- [Exercise brief]:
Will you print the material below without altering a single character?

Collected data
• • • • •
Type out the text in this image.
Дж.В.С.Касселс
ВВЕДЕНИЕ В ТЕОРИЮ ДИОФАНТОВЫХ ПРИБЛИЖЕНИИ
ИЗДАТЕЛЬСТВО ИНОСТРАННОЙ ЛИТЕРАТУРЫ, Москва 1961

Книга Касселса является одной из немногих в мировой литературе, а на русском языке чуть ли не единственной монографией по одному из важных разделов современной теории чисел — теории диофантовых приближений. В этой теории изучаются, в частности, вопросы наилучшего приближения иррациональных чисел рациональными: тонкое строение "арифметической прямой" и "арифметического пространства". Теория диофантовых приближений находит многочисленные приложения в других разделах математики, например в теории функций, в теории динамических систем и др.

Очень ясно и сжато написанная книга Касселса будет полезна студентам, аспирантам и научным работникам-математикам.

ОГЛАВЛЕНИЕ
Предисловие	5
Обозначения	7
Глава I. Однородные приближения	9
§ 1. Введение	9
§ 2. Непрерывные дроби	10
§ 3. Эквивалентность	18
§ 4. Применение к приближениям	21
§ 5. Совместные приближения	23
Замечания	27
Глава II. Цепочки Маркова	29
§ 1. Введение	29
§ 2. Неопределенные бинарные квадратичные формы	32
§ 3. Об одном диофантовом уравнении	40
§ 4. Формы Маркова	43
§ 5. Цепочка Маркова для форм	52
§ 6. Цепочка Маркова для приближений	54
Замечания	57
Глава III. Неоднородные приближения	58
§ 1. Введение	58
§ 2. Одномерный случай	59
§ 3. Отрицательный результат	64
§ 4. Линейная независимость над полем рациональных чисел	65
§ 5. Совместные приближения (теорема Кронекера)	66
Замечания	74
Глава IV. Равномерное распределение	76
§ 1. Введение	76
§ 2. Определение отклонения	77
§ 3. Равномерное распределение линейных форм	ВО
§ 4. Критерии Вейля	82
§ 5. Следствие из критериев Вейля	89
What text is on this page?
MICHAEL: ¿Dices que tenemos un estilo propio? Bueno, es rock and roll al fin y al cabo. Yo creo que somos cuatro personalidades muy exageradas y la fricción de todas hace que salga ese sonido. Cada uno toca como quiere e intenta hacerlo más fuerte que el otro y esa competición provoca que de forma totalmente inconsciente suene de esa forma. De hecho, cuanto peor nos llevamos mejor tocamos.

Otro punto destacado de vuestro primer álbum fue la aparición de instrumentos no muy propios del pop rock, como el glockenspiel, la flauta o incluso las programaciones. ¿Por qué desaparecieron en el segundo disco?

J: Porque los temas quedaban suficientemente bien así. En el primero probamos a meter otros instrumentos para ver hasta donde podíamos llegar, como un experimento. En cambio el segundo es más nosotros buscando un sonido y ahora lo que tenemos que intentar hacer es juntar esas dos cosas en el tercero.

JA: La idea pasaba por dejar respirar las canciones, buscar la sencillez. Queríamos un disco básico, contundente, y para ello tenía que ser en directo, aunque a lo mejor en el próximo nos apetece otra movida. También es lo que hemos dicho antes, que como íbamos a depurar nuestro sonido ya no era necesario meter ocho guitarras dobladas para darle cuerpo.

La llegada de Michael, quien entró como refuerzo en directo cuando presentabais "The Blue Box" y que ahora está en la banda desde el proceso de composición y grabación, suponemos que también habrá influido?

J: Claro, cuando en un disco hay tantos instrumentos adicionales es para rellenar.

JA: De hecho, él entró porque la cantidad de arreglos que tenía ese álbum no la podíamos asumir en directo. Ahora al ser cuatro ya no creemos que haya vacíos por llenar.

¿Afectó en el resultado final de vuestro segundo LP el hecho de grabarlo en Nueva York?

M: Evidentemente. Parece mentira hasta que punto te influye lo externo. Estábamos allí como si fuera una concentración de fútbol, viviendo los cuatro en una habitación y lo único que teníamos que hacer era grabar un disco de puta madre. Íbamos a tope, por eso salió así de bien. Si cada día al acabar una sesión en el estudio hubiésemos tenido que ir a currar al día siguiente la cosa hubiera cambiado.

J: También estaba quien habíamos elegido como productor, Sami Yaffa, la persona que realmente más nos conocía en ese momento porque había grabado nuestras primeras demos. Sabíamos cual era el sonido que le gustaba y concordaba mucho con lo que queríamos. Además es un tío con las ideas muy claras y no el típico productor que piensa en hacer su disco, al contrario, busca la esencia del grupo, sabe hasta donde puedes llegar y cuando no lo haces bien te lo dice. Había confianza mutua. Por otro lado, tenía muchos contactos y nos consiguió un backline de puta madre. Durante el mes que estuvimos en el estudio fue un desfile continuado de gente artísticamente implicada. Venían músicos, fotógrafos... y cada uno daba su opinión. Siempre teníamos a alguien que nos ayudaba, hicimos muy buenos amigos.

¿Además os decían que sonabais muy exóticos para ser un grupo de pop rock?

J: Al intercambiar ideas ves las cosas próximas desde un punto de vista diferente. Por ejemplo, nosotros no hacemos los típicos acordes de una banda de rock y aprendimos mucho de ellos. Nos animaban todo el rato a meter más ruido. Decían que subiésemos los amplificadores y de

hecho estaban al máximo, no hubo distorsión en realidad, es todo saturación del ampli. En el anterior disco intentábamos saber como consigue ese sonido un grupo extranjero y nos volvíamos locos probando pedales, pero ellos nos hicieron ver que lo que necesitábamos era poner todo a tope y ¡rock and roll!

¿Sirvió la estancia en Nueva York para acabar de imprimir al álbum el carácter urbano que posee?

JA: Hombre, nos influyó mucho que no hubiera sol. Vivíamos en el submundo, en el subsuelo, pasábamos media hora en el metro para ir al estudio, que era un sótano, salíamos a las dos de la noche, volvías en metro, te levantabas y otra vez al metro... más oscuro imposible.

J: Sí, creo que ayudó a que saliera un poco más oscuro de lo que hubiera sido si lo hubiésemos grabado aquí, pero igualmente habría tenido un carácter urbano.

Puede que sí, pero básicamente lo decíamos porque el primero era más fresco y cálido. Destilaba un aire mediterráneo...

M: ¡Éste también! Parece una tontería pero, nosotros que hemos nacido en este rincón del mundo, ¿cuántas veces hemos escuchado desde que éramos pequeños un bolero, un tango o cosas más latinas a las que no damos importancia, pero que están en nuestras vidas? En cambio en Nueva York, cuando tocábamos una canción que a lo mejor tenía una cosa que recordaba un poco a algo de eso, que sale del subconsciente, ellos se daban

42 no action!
• • • • •
- [Written solution]:
Type out the text in this image.
Дж.В.С.Касселс
ВВЕДЕНИЕ В ТЕОРИЮ ДИОФАНТОВЫХ ПРИБЛИЖЕНИИ
ИЗДАТЕЛЬСТВО ИНОСТРАННОЙ ЛИТЕРАТУРЫ, Москва 1961

Книга Касселса является одной из немногих в мировой литературе, а на русском языке чуть ли не единственной монографией по одному из важных разделов современной теории чисел — теории диофантовых приближений. В этой теории изучаются, в частности, вопросы наилучшего приближения иррациональных чисел рациональными: тонкое строение "арифметической прямой" и "арифметического пространства". Теория диофантовых приближений находит многочисленные приложения в других разделах математики, например в теории функций, в теории динамических систем и др.

Очень ясно и сжато написанная книга Касселса будет полезна студентам, аспирантам и научным работникам-математикам.

ОГЛАВЛЕНИЕ
Предисловие	5
Обозначения	7
Глава I. Однородные приближения	9
§ 1. Введение	9
§ 2. Непрерывные дроби	10
§ 3. Эквивалентность	18
§ 4. Применение к приближениям	21
§ 5. Совместные приближения	23
Замечания	27
Глава II. Цепочки Маркова	29
§ 1. Введение	29
§ 2. Неопределенные бинарные квадратичные формы	32
§ 3. Об одном диофантовом уравнении	40
§ 4. Формы Маркова	43
§ 5. Цепочка Маркова для форм	52
§ 6. Цепочка Маркова для приближений	54
Замечания	57
Глава III. Неоднородные приближения	58
§ 1. Введение	58
§ 2. Одномерный случай	59
§ 3. Отрицательный результат	64
§ 4. Линейная независимость над полем рациональных чисел	65
§ 5. Совместные приближения (теорема Кронекера)	66
Замечания	74
Глава IV. Равномерное распределение	76
§ 1. Введение	76
§ 2. Определение отклонения	77
§ 3. Равномерное распределение линейных форм	ВО
§ 4. Критерии Вейля	82
§ 5. Следствие из критериев Вейля	89
What text is on this page?
MICHAEL: ¿Dices que tenemos un estilo propio? Bueno, es rock and roll al fin y al cabo. Yo creo que somos cuatro personalidades muy exageradas y la fricción de todas hace que salga ese sonido. Cada uno toca como quiere e intenta hacerlo más fuerte que el otro y esa competición provoca que de forma totalmente inconsciente suene de esa forma. De hecho, cuanto peor nos llevamos mejor tocamos.

Otro punto destacado de vuestro primer álbum fue la aparición de instrumentos no muy propios del pop rock, como el glockenspiel, la flauta o incluso las programaciones. ¿Por qué desaparecieron en el segundo disco?

J: Porque los temas quedaban suficientemente bien así. En el primero probamos a meter otros instrumentos para ver hasta donde podíamos llegar, como un experimento. En cambio el segundo es más nosotros buscando un sonido y ahora lo que tenemos que intentar hacer es juntar esas dos cosas en el tercero.

JA: La idea pasaba por dejar respirar las canciones, buscar la sencillez. Queríamos un disco básico, contundente, y para ello tenía que ser en directo, aunque a lo mejor en el próximo nos apetece otra movida. También es lo que hemos dicho antes, que como íbamos a depurar nuestro sonido ya no era necesario meter ocho guitarras dobladas para darle cuerpo.

La llegada de Michael, quien entró como refuerzo en directo cuando presentabais "The Blue Box" y que ahora está en la banda desde el proceso de composición y grabación, suponemos que también habrá influido?

J: Claro, cuando en un disco hay tantos instrumentos adicionales es para rellenar.

JA: De hecho, él entró porque la cantidad de arreglos que tenía ese álbum no la podíamos asumir en directo. Ahora al ser cuatro ya no creemos que haya vacíos por llenar.

¿Afectó en el resultado final de vuestro segundo LP el hecho de grabarlo en Nueva York?

M: Evidentemente. Parece mentira hasta que punto te influye lo externo. Estábamos allí como si fuera una concentración de fútbol, viviendo los cuatro en una habitación y lo único que teníamos que hacer era grabar un disco de puta madre. Íbamos a tope, por eso salió así de bien. Si cada día al acabar una sesión en el estudio hubiésemos tenido que ir a currar al día siguiente la cosa hubiera cambiado.

J: También estaba quien habíamos elegido como productor, Sami Yaffa, la persona que realmente más nos conocía en ese momento porque había grabado nuestras primeras demos. Sabíamos cual era el sonido que le gustaba y concordaba mucho con lo que queríamos. Además es un tío con las ideas muy claras y no el típico productor que piensa en hacer su disco, al contrario, busca la esencia del grupo, sabe hasta donde puedes llegar y cuando no lo haces bien te lo dice. Había confianza mutua. Por otro lado, tenía muchos contactos y nos consiguió un backline de puta madre. Durante el mes que estuvimos en el estudio fue un desfile continuado de gente artísticamente implicada. Venían músicos, fotógrafos... y cada uno daba su opinión. Siempre teníamos a alguien que nos ayudaba, hicimos muy buenos amigos.

¿Además os decían que sonabais muy exóticos para ser un grupo de pop rock?

J: Al intercambiar ideas ves las cosas próximas desde un punto de vista diferente. Por ejemplo, nosotros no hacemos los típicos acordes de una banda de rock y aprendimos mucho de ellos. Nos animaban todo el rato a meter más ruido. Decían que subiésemos los amplificadores y de

hecho estaban al máximo, no hubo distorsión en realidad, es todo saturación del ampli. En el anterior disco intentábamos saber como consigue ese sonido un grupo extranjero y nos volvíamos locos probando pedales, pero ellos nos hicieron ver que lo que necesitábamos era poner todo a tope y ¡rock and roll!

¿Sirvió la estancia en Nueva York para acabar de imprimir al álbum el carácter urbano que posee?

JA: Hombre, nos influyó mucho que no hubiera sol. Vivíamos en el submundo, en el subsuelo, pasábamos media hora en el metro para ir al estudio, que era un sótano, salíamos a las dos de la noche, volvías en metro, te levantabas y otra vez al metro... más oscuro imposible.

J: Sí, creo que ayudó a que saliera un poco más oscuro de lo que hubiera sido si lo hubiésemos grabado aquí, pero igualmente habría tenido un carácter urbano.

Puede que sí, pero básicamente lo decíamos porque el primero era más fresco y cálido. Destilaba un aire mediterráneo...

M: ¡Éste también! Parece una tontería pero, nosotros que hemos nacido en este rincón del mundo, ¿cuántas veces hemos escuchado desde que éramos pequeños un bolero, un tango o cosas más latinas a las que no damos importancia, pero que están en nuestras vidas? En cambio en Nueva York, cuando tocábamos una canción que a lo mejor tenía una cosa que recordaba un poco a algo de eso, que sale del subconsciente, ellos se daban

42 no action!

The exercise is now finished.